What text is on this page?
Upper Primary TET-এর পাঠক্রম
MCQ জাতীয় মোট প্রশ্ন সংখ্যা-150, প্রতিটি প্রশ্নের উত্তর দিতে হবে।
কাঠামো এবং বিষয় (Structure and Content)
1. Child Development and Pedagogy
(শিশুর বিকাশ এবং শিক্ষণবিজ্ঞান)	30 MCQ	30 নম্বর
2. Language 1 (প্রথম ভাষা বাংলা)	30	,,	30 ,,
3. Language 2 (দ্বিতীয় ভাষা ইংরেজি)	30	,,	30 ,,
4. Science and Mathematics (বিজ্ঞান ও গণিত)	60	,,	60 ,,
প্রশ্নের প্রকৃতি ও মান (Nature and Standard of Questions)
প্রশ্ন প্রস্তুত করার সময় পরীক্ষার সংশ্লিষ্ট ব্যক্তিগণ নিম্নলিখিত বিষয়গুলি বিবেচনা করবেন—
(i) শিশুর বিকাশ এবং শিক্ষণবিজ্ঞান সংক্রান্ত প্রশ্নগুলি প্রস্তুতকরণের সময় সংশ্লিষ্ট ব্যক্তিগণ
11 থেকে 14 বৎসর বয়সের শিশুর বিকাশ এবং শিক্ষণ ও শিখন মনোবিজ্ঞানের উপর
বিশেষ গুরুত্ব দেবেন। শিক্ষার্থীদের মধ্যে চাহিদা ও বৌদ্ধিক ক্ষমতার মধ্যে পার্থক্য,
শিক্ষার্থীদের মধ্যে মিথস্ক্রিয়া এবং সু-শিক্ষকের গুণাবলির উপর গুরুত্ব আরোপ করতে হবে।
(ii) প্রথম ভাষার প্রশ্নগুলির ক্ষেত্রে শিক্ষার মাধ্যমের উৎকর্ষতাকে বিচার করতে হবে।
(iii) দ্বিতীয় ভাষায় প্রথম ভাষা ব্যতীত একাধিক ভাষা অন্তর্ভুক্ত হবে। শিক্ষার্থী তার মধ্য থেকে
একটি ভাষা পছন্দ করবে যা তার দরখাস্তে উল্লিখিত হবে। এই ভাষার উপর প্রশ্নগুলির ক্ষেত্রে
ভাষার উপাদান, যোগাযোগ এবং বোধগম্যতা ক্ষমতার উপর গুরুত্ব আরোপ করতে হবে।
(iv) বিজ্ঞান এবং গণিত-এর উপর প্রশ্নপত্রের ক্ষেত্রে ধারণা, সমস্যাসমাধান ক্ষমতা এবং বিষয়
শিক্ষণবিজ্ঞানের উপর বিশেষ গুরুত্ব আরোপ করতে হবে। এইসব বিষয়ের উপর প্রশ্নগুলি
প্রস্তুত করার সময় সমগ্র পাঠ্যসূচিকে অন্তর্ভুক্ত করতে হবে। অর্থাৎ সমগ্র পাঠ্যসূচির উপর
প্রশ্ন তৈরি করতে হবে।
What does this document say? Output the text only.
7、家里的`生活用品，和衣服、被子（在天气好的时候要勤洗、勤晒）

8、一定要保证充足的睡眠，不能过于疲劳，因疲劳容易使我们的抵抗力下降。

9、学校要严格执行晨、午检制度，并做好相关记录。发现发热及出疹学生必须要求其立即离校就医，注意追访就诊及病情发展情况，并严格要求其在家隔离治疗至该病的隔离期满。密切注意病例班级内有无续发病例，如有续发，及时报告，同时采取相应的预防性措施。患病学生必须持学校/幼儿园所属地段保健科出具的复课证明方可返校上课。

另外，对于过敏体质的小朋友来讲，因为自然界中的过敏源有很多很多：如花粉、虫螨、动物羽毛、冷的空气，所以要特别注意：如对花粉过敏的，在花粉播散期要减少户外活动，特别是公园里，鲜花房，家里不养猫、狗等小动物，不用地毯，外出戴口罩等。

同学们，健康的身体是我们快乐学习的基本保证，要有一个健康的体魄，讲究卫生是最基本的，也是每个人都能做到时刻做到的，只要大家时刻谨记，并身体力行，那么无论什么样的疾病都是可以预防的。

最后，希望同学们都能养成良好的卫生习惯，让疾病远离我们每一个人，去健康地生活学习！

# WHAT YOU WILL DO
Output the listing above exactly as it appears.

# PROBLEM SOLUTION
What text is on this page?
Upper Primary TET-এর পাঠক্রম
MCQ জাতীয় মোট প্রশ্ন সংখ্যা-150, প্রতিটি প্রশ্নের উত্তর দিতে হবে।
কাঠামো এবং বিষয় (Structure and Content)
1. Child Development and Pedagogy
(শিশুর বিকাশ এবং শিক্ষণবিজ্ঞান)	30 MCQ	30 নম্বর
2. Language 1 (প্রথম ভাষা বাংলা)	30	,,	30 ,,
3. Language 2 (দ্বিতীয় ভাষা ইংরেজি)	30	,,	30 ,,
4. Science and Mathematics (বিজ্ঞান ও গণিত)	60	,,	60 ,,
প্রশ্নের প্রকৃতি ও মান (Nature and Standard of Questions)
প্রশ্ন প্রস্তুত করার সময় পরীক্ষার সংশ্লিষ্ট ব্যক্তিগণ নিম্নলিখিত বিষয়গুলি বিবেচনা করবেন—
(i) শিশুর বিকাশ এবং শিক্ষণবিজ্ঞান সংক্রান্ত প্রশ্নগুলি প্রস্তুতকরণের সময় সংশ্লিষ্ট ব্যক্তিগণ
11 থেকে 14 বৎসর বয়সের শিশুর বিকাশ এবং শিক্ষণ ও শিখন মনোবিজ্ঞানের উপর
বিশেষ গুরুত্ব দেবেন। শিক্ষার্থীদের মধ্যে চাহিদা ও বৌদ্ধিক ক্ষমতার মধ্যে পার্থক্য,
শিক্ষার্থীদের মধ্যে মিথস্ক্রিয়া এবং সু-শিক্ষকের গুণাবলির উপর গুরুত্ব আরোপ করতে হবে।
(ii) প্রথম ভাষার প্রশ্নগুলির ক্ষেত্রে শিক্ষার মাধ্যমের উৎকর্ষতাকে বিচার করতে হবে।
(iii) দ্বিতীয় ভাষায় প্রথম ভাষা ব্যতীত একাধিক ভাষা অন্তর্ভুক্ত হবে। শিক্ষার্থী তার মধ্য থেকে
একটি ভাষা পছন্দ করবে যা তার দরখাস্তে উল্লিখিত হবে। এই ভাষার উপর প্রশ্নগুলির ক্ষেত্রে
ভাষার উপাদান, যোগাযোগ এবং বোধগম্যতা ক্ষমতার উপর গুরুত্ব আরোপ করতে হবে।
(iv) বিজ্ঞান এবং গণিত-এর উপর প্রশ্নপত্রের ক্ষেত্রে ধারণা, সমস্যাসমাধান ক্ষমতা এবং বিষয়
শিক্ষণবিজ্ঞানের উপর বিশেষ গুরুত্ব আরোপ করতে হবে। এইসব বিষয়ের উপর প্রশ্নগুলি
প্রস্তুত করার সময় সমগ্র পাঠ্যসূচিকে অন্তর্ভুক্ত করতে হবে। অর্থাৎ সমগ্র পাঠ্যসূচির উপর
প্রশ্ন তৈরি করতে হবে।
What does this document say? Output the text only.
7、家里的`生活用品，和衣服、被子（在天气好的时候要勤洗、勤晒）

8、一定要保证充足的睡眠，不能过于疲劳，因疲劳容易使我们的抵抗力下降。

9、学校要严格执行晨、午检制度，并做好相关记录。发现发热及出疹学生必须要求其立即离校就医，注意追访就诊及病情发展情况，并严格要求其在家隔离治疗至该病的隔离期满。密切注意病例班级内有无续发病例，如有续发，及时报告，同时采取相应的预防性措施。患病学生必须持学校/幼儿园所属地段保健科出具的复课证明方可返校上课。

另外，对于过敏体质的小朋友来讲，因为自然界中的过敏源有很多很多：如花粉、虫螨、动物羽毛、冷的空气，所以要特别注意：如对花粉过敏的，在花粉播散期要减少户外活动，特别是公园里，鲜花房，家里不养猫、狗等小动物，不用地毯，外出戴口罩等。

同学们，健康的身体是我们快乐学习的基本保证，要有一个健康的体魄，讲究卫生是最基本的，也是每个人都能做到时刻做到的，只要大家时刻谨记，并身体力行，那么无论什么样的疾病都是可以预防的。

最后，希望同学们都能养成良好的卫生习惯，让疾病远离我们每一个人，去健康地生活学习！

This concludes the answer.